Give back every row below word for word, changing nothing.

(Items from a data source)
----

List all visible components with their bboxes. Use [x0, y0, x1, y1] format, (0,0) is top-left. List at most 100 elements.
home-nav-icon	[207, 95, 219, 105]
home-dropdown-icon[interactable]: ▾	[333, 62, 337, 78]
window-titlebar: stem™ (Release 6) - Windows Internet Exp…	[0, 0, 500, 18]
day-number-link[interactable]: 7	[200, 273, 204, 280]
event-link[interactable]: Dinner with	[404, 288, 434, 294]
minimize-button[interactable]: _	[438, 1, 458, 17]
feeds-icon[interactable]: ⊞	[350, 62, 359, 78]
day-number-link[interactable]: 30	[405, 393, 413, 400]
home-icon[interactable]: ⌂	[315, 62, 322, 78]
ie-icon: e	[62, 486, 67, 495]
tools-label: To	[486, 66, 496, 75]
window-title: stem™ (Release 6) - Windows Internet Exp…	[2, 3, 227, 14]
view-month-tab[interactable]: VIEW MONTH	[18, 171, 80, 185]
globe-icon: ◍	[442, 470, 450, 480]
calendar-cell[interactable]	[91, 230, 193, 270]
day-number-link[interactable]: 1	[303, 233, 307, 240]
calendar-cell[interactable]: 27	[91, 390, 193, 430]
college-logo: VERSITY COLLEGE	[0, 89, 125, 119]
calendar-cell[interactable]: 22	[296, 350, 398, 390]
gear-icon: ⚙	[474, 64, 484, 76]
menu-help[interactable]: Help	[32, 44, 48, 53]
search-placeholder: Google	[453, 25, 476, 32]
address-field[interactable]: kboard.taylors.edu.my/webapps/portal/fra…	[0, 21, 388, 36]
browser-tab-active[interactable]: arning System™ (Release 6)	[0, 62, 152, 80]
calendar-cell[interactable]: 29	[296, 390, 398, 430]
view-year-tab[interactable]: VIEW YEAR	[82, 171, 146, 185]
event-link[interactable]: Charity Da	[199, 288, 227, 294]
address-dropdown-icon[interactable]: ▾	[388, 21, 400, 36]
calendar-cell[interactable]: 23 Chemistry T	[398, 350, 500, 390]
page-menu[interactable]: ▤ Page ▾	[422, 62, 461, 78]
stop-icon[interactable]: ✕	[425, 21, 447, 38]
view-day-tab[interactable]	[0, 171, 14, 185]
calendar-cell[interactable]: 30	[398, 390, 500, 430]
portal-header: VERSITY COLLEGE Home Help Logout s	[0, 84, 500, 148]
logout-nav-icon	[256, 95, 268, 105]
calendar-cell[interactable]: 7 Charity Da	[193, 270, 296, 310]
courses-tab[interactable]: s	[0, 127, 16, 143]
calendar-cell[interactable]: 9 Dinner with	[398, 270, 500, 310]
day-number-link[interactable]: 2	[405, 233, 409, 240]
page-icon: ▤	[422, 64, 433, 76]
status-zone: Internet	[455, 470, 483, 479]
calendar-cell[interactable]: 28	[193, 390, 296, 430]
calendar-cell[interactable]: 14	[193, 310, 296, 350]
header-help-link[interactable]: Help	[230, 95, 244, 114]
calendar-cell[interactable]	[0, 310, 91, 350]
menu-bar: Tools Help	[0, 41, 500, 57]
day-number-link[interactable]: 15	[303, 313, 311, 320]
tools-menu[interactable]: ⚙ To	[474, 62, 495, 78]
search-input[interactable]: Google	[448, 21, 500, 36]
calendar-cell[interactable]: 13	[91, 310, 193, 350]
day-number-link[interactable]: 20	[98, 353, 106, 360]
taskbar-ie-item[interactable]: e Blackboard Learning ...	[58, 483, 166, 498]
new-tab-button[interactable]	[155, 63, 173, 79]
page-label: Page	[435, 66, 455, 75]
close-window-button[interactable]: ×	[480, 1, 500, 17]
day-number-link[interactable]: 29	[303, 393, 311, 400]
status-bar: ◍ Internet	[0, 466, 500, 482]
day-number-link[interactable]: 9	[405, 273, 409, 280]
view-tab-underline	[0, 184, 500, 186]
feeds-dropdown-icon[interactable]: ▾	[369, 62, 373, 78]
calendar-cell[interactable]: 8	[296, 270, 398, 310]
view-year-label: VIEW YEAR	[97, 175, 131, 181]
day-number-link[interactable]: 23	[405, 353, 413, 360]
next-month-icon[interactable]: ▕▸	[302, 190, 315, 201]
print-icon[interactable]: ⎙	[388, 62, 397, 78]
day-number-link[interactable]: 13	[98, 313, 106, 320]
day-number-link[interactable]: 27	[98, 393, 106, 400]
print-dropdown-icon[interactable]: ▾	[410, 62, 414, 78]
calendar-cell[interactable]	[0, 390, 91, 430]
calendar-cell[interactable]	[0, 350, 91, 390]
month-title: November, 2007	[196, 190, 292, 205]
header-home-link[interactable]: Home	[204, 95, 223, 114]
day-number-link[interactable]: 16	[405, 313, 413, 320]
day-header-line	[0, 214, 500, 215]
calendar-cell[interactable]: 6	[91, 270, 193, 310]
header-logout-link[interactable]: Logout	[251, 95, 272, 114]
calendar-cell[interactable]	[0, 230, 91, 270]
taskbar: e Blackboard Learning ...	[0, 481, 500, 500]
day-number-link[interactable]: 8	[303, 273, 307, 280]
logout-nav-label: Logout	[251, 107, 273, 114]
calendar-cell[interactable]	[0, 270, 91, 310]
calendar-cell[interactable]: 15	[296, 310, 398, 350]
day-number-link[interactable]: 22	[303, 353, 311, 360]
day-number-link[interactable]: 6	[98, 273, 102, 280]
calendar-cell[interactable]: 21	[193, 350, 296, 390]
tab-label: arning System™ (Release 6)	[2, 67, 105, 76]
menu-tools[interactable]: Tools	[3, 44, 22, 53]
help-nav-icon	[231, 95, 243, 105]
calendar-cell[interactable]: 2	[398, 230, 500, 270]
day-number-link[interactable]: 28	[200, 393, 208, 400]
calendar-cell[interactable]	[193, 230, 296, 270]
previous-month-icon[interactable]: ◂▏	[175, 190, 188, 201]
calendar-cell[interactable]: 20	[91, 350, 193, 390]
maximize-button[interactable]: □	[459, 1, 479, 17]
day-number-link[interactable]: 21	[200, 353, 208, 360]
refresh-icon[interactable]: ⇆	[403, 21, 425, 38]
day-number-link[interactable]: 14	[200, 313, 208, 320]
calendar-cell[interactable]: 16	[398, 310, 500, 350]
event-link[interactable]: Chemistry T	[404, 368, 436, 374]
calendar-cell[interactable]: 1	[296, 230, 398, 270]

----

Finished answer —
List all visible components with their bboxes. Use [x0, y0, x1, y1] format, (0,0) is top-left. List at most 100 elements.
home-nav-icon	[207, 95, 219, 105]
home-dropdown-icon[interactable]: ▾	[333, 62, 337, 78]
window-titlebar: stem™ (Release 6) - Windows Internet Exp…	[0, 0, 500, 18]
day-number-link[interactable]: 7	[200, 273, 204, 280]
event-link[interactable]: Dinner with	[404, 288, 434, 294]
minimize-button[interactable]: _	[438, 1, 458, 17]
feeds-icon[interactable]: ⊞	[350, 62, 359, 78]
day-number-link[interactable]: 30	[405, 393, 413, 400]
home-icon[interactable]: ⌂	[315, 62, 322, 78]
ie-icon: e	[62, 486, 67, 495]
tools-label: To	[486, 66, 496, 75]
window-title: stem™ (Release 6) - Windows Internet Exp…	[2, 3, 227, 14]
view-month-tab[interactable]: VIEW MONTH	[18, 171, 80, 185]
globe-icon: ◍	[442, 470, 450, 480]
calendar-cell[interactable]	[91, 230, 193, 270]
day-number-link[interactable]: 1	[303, 233, 307, 240]
calendar-cell[interactable]: 27	[91, 390, 193, 430]
college-logo: VERSITY COLLEGE	[0, 89, 125, 119]
calendar-cell[interactable]: 22	[296, 350, 398, 390]
gear-icon: ⚙	[474, 64, 484, 76]
menu-help[interactable]: Help	[32, 44, 48, 53]
search-placeholder: Google	[453, 25, 476, 32]
address-field[interactable]: kboard.taylors.edu.my/webapps/portal/fra…	[0, 21, 388, 36]
browser-tab-active[interactable]: arning System™ (Release 6)	[0, 62, 152, 80]
calendar-cell[interactable]: 29	[296, 390, 398, 430]
view-year-tab[interactable]: VIEW YEAR	[82, 171, 146, 185]
event-link[interactable]: Charity Da	[199, 288, 227, 294]
address-dropdown-icon[interactable]: ▾	[388, 21, 400, 36]
calendar-cell[interactable]: 23 Chemistry T	[398, 350, 500, 390]
page-menu[interactable]: ▤ Page ▾	[422, 62, 461, 78]
stop-icon[interactable]: ✕	[425, 21, 447, 38]
view-day-tab[interactable]	[0, 171, 14, 185]
calendar-cell[interactable]: 30	[398, 390, 500, 430]
portal-header: VERSITY COLLEGE Home Help Logout s	[0, 84, 500, 148]
logout-nav-icon	[256, 95, 268, 105]
calendar-cell[interactable]: 7 Charity Da	[193, 270, 296, 310]
courses-tab[interactable]: s	[0, 127, 16, 143]
calendar-cell[interactable]: 9 Dinner with	[398, 270, 500, 310]
day-number-link[interactable]: 2	[405, 233, 409, 240]
page-icon: ▤	[422, 64, 433, 76]
status-zone: Internet	[455, 470, 483, 479]
calendar-cell[interactable]: 28	[193, 390, 296, 430]
calendar-cell[interactable]: 14	[193, 310, 296, 350]
header-help-link[interactable]: Help	[230, 95, 244, 114]
calendar-cell[interactable]	[0, 310, 91, 350]
menu-bar: Tools Help	[0, 41, 500, 57]
day-number-link[interactable]: 15	[303, 313, 311, 320]
tools-menu[interactable]: ⚙ To	[474, 62, 495, 78]
search-input[interactable]: Google	[448, 21, 500, 36]
calendar-cell[interactable]: 13	[91, 310, 193, 350]
day-number-link[interactable]: 20	[98, 353, 106, 360]
taskbar-ie-item[interactable]: e Blackboard Learning ...	[58, 483, 166, 498]
new-tab-button[interactable]	[155, 63, 173, 79]
page-label: Page	[435, 66, 455, 75]
close-window-button[interactable]: ×	[480, 1, 500, 17]
day-number-link[interactable]: 29	[303, 393, 311, 400]
status-bar: ◍ Internet	[0, 466, 500, 482]
day-number-link[interactable]: 9	[405, 273, 409, 280]
view-tab-underline	[0, 184, 500, 186]
feeds-dropdown-icon[interactable]: ▾	[369, 62, 373, 78]
calendar-cell[interactable]: 8	[296, 270, 398, 310]
view-year-label: VIEW YEAR	[97, 175, 131, 181]
day-number-link[interactable]: 23	[405, 353, 413, 360]
next-month-icon[interactable]: ▕▸	[302, 190, 315, 201]
print-icon[interactable]: ⎙	[388, 62, 397, 78]
day-number-link[interactable]: 13	[98, 313, 106, 320]
day-number-link[interactable]: 27	[98, 393, 106, 400]
print-dropdown-icon[interactable]: ▾	[410, 62, 414, 78]
calendar-cell[interactable]	[0, 390, 91, 430]
calendar-cell[interactable]	[0, 350, 91, 390]
month-title: November, 2007	[196, 190, 292, 205]
header-home-link[interactable]: Home	[204, 95, 223, 114]
day-number-link[interactable]: 16	[405, 313, 413, 320]
day-header-line	[0, 214, 500, 215]
calendar-cell[interactable]: 6	[91, 270, 193, 310]
header-logout-link[interactable]: Logout	[251, 95, 272, 114]
calendar-cell[interactable]	[0, 230, 91, 270]
taskbar: e Blackboard Learning ...	[0, 481, 500, 500]
day-number-link[interactable]: 8	[303, 273, 307, 280]
logout-nav-label: Logout	[251, 107, 273, 114]
calendar-cell[interactable]	[0, 270, 91, 310]
calendar-cell[interactable]: 15	[296, 310, 398, 350]
day-number-link[interactable]: 22	[303, 353, 311, 360]
day-number-link[interactable]: 6	[98, 273, 102, 280]
calendar-cell[interactable]: 21	[193, 350, 296, 390]
tab-label: arning System™ (Release 6)	[2, 67, 105, 76]
menu-tools[interactable]: Tools	[3, 44, 22, 53]
help-nav-icon	[231, 95, 243, 105]
calendar-cell[interactable]: 2	[398, 230, 500, 270]
day-number-link[interactable]: 28	[200, 393, 208, 400]
calendar-cell[interactable]	[193, 230, 296, 270]
previous-month-icon[interactable]: ◂▏	[175, 190, 188, 201]
calendar-cell[interactable]: 20	[91, 350, 193, 390]
maximize-button[interactable]: □	[459, 1, 479, 17]
day-number-link[interactable]: 21	[200, 353, 208, 360]
refresh-icon[interactable]: ⇆	[403, 21, 425, 38]
day-number-link[interactable]: 14	[200, 313, 208, 320]
calendar-cell[interactable]: 16	[398, 310, 500, 350]
event-link[interactable]: Chemistry T	[404, 368, 436, 374]
calendar-cell[interactable]: 1	[296, 230, 398, 270]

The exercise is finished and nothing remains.